Your task is to transcribe all of the data below exactly, omitting the images.

--

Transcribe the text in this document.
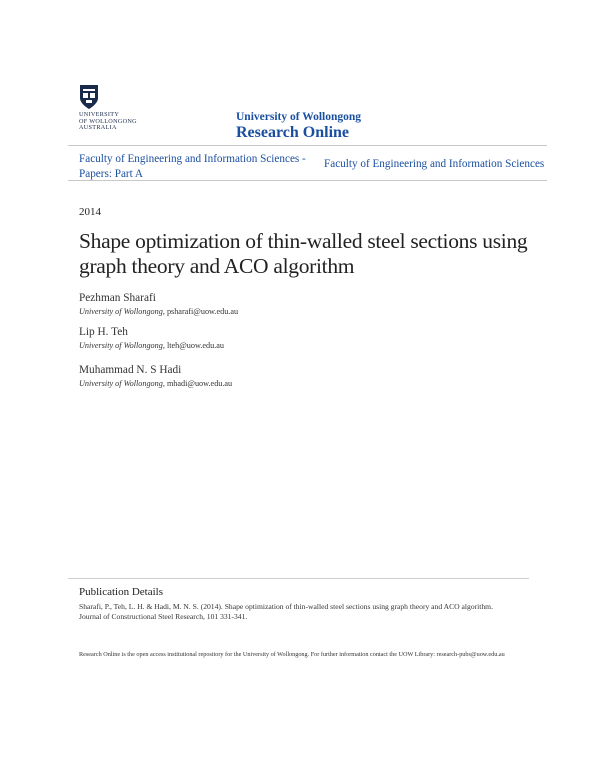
UNIVERSITY
OF WOLLONGONG
AUSTRALIA
University of Wollongong
Research Online
Faculty of Engineering and Information Sciences - Papers: Part A
Faculty of Engineering and Information Sciences
2014
Shape optimization of thin-walled steel sections using graph theory and ACO algorithm
Pezhman Sharafi
University of Wollongong, psharafi@uow.edu.au
Lip H. Teh
University of Wollongong, lteh@uow.edu.au
Muhammad N. S Hadi
University of Wollongong, mhadi@uow.edu.au
Publication Details
Sharafi, P., Teh, L. H. & Hadi, M. N. S. (2014). Shape optimization of thin-walled steel sections using graph theory and ACO algorithm. Journal of Constructional Steel Research, 101 331-341.
Research Online is the open access institutional repository for the University of Wollongong. For further information contact the UOW Library: research-pubs@uow.edu.au
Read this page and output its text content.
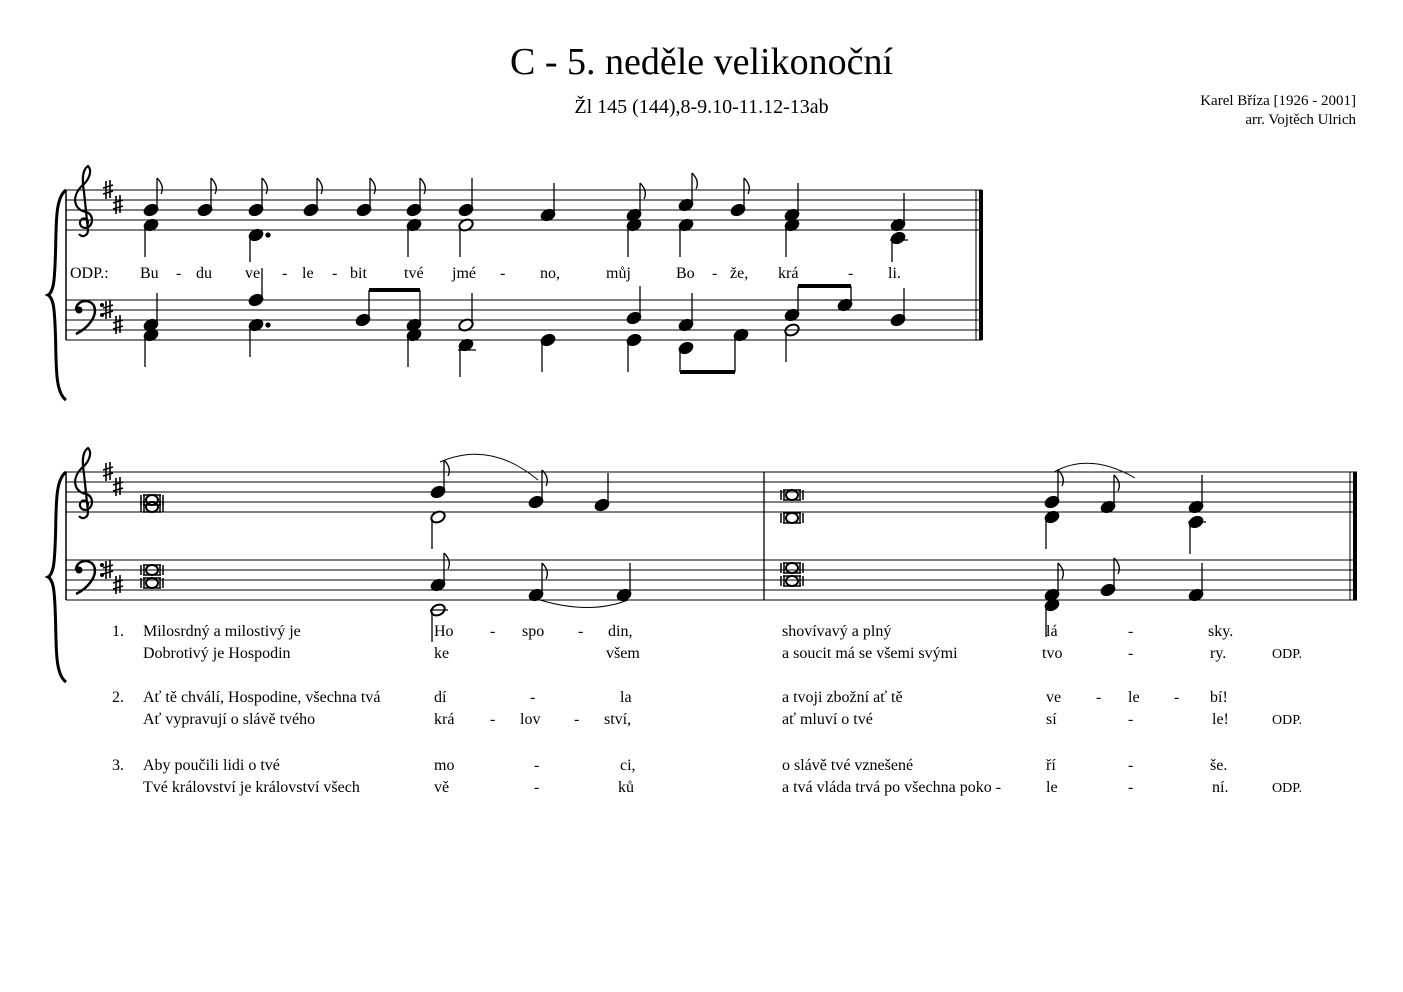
C - 5. neděle velikonoční
Žl 145 (144),8-9.10-11.12-13ab	Karel Bříza [1926 - 2001]
arr. Vojtěch Ulrich
ODP.: Bu - du ve - le - bit tvé jmé - no,	můj	Bo - že, krá	- li.
1. Milosrdný a milostivý je	Ho - spo - din,	shovívavý a plný	lá	-	sky.
Dobrotivý je Hospodin	ke	všem	a soucit má se všemi svými	tvo	-	ry.	ODP.
2. Ať tě chválí, Hospodine, všechna tvá	dí	-	la	a tvoji zbožní ať tě	ve - le - bí!
Ať vypravují o slávě tvého	krá - lov - ství,	ať mluví o tvé	sí	-	le!	ODP.
3. Aby poučili lidi o tvé	mo	-	ci,	o slávě tvé vznešené	ří	-	še.
Tvé království je království všech	vě	-	ků	a tvá vláda trvá po všechna poko -	le	-	ní.	ODP.
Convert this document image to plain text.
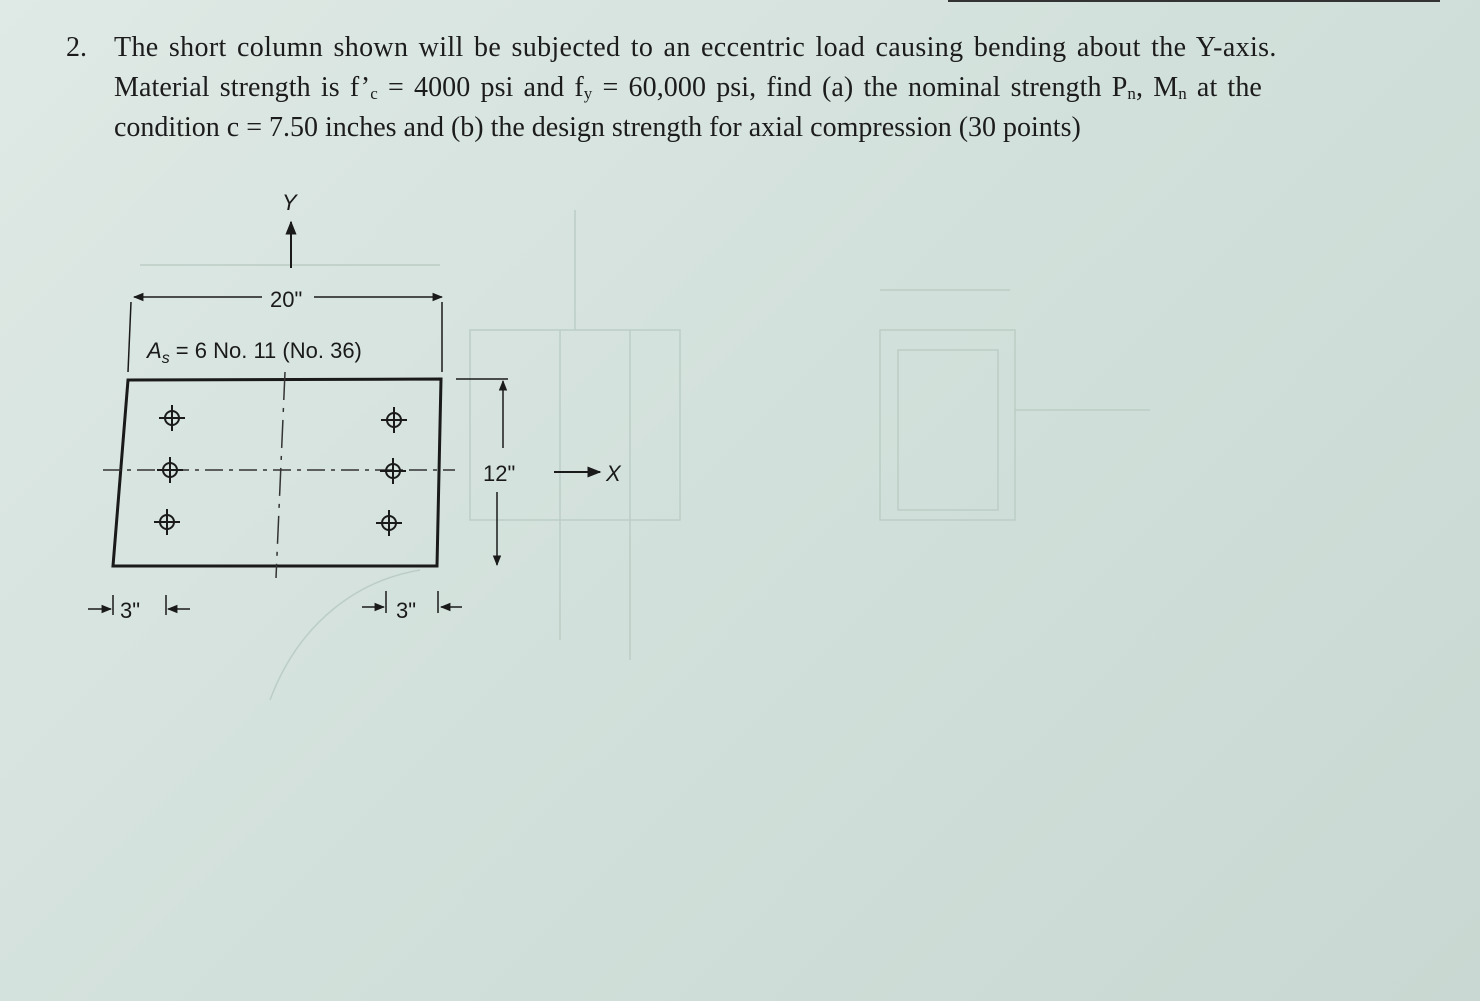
2. The short column shown will be subjected to an eccentric load causing bending about the Y-axis.
Material strength is $f’_c = 4000$ psi and $f_y = 60,000$ psi, find (a) the nominal strength $P_n$, $M_n$ at the
condition c = 7.50 inches and (b) the design strength for axial compression (30 points)
Y
20"
$A_s = 6$ No. 11 (No. 36)
12"	X
3"	3"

--

#### Result for this task
Transcribe the text in this document.
UNIVERSITY
OF WOLLONGONG
AUSTRALIA
University of Wollongong
Research Online
Faculty of Engineering and Information Sciences - Papers: Part A
Faculty of Engineering and Information Sciences
2014
Shape optimization of thin-walled steel sections using graph theory and ACO algorithm
Pezhman Sharafi
University of Wollongong, psharafi@uow.edu.au
Lip H. Teh
University of Wollongong, lteh@uow.edu.au
Muhammad N. S Hadi
University of Wollongong, mhadi@uow.edu.au
Publication Details
Sharafi, P., Teh, L. H. & Hadi, M. N. S. (2014). Shape optimization of thin-walled steel sections using graph theory and ACO algorithm. Journal of Constructional Steel Research, 101 331-341.
Research Online is the open access institutional repository for the University of Wollongong. For further information contact the UOW Library: research-pubs@uow.edu.au
Read this page and output its text content.
C - 5. neděle velikonoční
Žl 145 (144),8-9.10-11.12-13ab	Karel Bříza [1926 - 2001]
arr. Vojtěch Ulrich
ODP.: Bu - du ve - le - bit tvé jmé - no,	můj	Bo - že, krá	- li.
1. Milosrdný a milostivý je	Ho - spo - din,	shovívavý a plný	lá	-	sky.
Dobrotivý je Hospodin	ke	všem	a soucit má se všemi svými	tvo	-	ry.	ODP.
2. Ať tě chválí, Hospodine, všechna tvá	dí	-	la	a tvoji zbožní ať tě	ve - le - bí!
Ať vypravují o slávě tvého	krá - lov - ství,	ať mluví o tvé	sí	-	le!	ODP.
3. Aby poučili lidi o tvé	mo	-	ci,	o slávě tvé vznešené	ří	-	še.
Tvé království je království všech	vě	-	ků	a tvá vláda trvá po všechna poko -	le	-	ní.	ODP.
Convert this document image to plain text.
2. The short column shown will be subjected to an eccentric load causing bending about the Y-axis.
Material strength is $f’_c = 4000$ psi and $f_y = 60,000$ psi, find (a) the nominal strength $P_n$, $M_n$ at the
condition c = 7.50 inches and (b) the design strength for axial compression (30 points)
Y
20"
$A_s = 6$ No. 11 (No. 36)
12"	X
3"	3"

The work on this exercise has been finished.